### Problem statement
Lift out each line of the data that holds "rubriques".

━━━

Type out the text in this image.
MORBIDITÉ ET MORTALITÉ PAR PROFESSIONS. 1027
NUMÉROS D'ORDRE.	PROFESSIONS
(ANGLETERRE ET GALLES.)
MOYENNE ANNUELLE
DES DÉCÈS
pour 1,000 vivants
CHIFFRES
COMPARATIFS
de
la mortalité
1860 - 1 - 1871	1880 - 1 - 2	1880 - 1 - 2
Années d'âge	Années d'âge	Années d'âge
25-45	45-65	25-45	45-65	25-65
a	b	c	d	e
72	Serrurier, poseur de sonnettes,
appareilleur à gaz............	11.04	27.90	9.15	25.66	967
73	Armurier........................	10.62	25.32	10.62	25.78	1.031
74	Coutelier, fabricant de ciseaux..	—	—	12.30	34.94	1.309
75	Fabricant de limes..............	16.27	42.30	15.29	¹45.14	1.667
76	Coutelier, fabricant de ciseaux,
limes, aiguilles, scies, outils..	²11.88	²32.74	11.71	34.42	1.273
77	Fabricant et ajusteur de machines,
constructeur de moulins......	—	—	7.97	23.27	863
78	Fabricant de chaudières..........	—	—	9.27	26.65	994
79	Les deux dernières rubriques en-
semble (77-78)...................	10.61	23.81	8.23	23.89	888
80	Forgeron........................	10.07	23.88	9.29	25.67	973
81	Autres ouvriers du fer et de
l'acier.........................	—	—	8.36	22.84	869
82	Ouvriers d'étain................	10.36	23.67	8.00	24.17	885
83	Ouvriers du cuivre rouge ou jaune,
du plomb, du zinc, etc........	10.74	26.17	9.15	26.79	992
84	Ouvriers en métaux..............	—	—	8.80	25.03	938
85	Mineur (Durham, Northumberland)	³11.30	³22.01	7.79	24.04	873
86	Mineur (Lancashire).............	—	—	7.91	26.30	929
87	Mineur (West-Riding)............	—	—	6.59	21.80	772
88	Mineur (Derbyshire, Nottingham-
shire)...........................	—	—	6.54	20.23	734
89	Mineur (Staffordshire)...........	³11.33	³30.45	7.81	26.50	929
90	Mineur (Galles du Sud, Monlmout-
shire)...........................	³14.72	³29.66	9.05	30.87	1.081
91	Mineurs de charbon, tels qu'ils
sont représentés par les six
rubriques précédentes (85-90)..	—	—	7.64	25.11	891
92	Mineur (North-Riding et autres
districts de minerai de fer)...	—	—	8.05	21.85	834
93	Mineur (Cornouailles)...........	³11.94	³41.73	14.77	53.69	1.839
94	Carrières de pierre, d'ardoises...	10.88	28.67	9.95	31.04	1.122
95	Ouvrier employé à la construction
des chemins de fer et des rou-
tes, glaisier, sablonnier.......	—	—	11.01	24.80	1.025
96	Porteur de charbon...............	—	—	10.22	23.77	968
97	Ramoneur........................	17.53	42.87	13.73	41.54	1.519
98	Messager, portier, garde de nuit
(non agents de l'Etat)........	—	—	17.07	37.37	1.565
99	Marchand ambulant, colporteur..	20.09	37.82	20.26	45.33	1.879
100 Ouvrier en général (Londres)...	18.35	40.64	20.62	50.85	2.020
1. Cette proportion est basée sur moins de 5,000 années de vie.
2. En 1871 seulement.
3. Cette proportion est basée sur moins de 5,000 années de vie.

━━━

### Output of the exercise
79	Les deux dernières rubriques en-
rubriques précédentes (85-90)..	—	—	7.64	25.11	891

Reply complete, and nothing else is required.